Extracts from a graphics dataset:
-.-.-

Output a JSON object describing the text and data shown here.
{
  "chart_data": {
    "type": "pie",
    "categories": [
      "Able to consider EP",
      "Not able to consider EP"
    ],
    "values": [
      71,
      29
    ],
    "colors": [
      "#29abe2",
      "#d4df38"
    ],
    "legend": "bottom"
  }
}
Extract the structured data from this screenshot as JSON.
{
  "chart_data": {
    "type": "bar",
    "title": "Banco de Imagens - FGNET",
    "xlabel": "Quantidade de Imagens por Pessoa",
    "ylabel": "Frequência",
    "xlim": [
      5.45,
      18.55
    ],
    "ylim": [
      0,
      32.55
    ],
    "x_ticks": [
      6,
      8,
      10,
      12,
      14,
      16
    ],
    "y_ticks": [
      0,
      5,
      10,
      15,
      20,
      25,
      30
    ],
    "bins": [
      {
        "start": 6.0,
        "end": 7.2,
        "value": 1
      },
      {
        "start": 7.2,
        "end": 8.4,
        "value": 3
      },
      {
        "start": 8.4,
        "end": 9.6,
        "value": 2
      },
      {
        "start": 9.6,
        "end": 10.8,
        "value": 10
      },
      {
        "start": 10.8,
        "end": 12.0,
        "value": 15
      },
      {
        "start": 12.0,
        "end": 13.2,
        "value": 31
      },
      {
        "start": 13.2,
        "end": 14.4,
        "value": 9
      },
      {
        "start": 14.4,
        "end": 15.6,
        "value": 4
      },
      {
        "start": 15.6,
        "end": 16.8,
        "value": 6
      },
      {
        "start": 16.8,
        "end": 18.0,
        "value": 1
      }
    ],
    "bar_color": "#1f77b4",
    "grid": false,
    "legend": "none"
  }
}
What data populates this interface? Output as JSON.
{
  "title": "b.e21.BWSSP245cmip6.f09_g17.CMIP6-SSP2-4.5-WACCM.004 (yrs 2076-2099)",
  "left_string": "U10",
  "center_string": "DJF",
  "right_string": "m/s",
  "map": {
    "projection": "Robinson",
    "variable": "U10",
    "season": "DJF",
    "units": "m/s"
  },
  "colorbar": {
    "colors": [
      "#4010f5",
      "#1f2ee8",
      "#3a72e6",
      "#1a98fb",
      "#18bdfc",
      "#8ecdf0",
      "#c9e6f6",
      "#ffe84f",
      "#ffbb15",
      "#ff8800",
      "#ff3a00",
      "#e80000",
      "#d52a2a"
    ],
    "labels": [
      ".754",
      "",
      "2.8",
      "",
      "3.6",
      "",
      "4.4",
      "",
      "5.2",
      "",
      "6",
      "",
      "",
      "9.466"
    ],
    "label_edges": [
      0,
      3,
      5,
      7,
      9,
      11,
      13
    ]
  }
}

-.-.-

— WHAT YOU NEED TO DO —
Make an exact copy of the records.

— FINAL ANSWER —
Output a JSON object describing the text and data shown here.
{
  "chart_data": {
    "type": "pie",
    "categories": [
      "Able to consider EP",
      "Not able to consider EP"
    ],
    "values": [
      71,
      29
    ],
    "colors": [
      "#29abe2",
      "#d4df38"
    ],
    "legend": "bottom"
  }
}
Extract the structured data from this screenshot as JSON.
{
  "chart_data": {
    "type": "bar",
    "title": "Banco de Imagens - FGNET",
    "xlabel": "Quantidade de Imagens por Pessoa",
    "ylabel": "Frequência",
    "xlim": [
      5.45,
      18.55
    ],
    "ylim": [
      0,
      32.55
    ],
    "x_ticks": [
      6,
      8,
      10,
      12,
      14,
      16
    ],
    "y_ticks": [
      0,
      5,
      10,
      15,
      20,
      25,
      30
    ],
    "bins": [
      {
        "start": 6.0,
        "end": 7.2,
        "value": 1
      },
      {
        "start": 7.2,
        "end": 8.4,
        "value": 3
      },
      {
        "start": 8.4,
        "end": 9.6,
        "value": 2
      },
      {
        "start": 9.6,
        "end": 10.8,
        "value": 10
      },
      {
        "start": 10.8,
        "end": 12.0,
        "value": 15
      },
      {
        "start": 12.0,
        "end": 13.2,
        "value": 31
      },
      {
        "start": 13.2,
        "end": 14.4,
        "value": 9
      },
      {
        "start": 14.4,
        "end": 15.6,
        "value": 4
      },
      {
        "start": 15.6,
        "end": 16.8,
        "value": 6
      },
      {
        "start": 16.8,
        "end": 18.0,
        "value": 1
      }
    ],
    "bar_color": "#1f77b4",
    "grid": false,
    "legend": "none"
  }
}
What data populates this interface? Output as JSON.
{
  "title": "b.e21.BWSSP245cmip6.f09_g17.CMIP6-SSP2-4.5-WACCM.004 (yrs 2076-2099)",
  "left_string": "U10",
  "center_string": "DJF",
  "right_string": "m/s",
  "map": {
    "projection": "Robinson",
    "variable": "U10",
    "season": "DJF",
    "units": "m/s"
  },
  "colorbar": {
    "colors": [
      "#4010f5",
      "#1f2ee8",
      "#3a72e6",
      "#1a98fb",
      "#18bdfc",
      "#8ecdf0",
      "#c9e6f6",
      "#ffe84f",
      "#ffbb15",
      "#ff8800",
      "#ff3a00",
      "#e80000",
      "#d52a2a"
    ],
    "labels": [
      ".754",
      "",
      "2.8",
      "",
      "3.6",
      "",
      "4.4",
      "",
      "5.2",
      "",
      "6",
      "",
      "",
      "9.466"
    ],
    "label_edges": [
      0,
      3,
      5,
      7,
      9,
      11,
      13
    ]
  }
}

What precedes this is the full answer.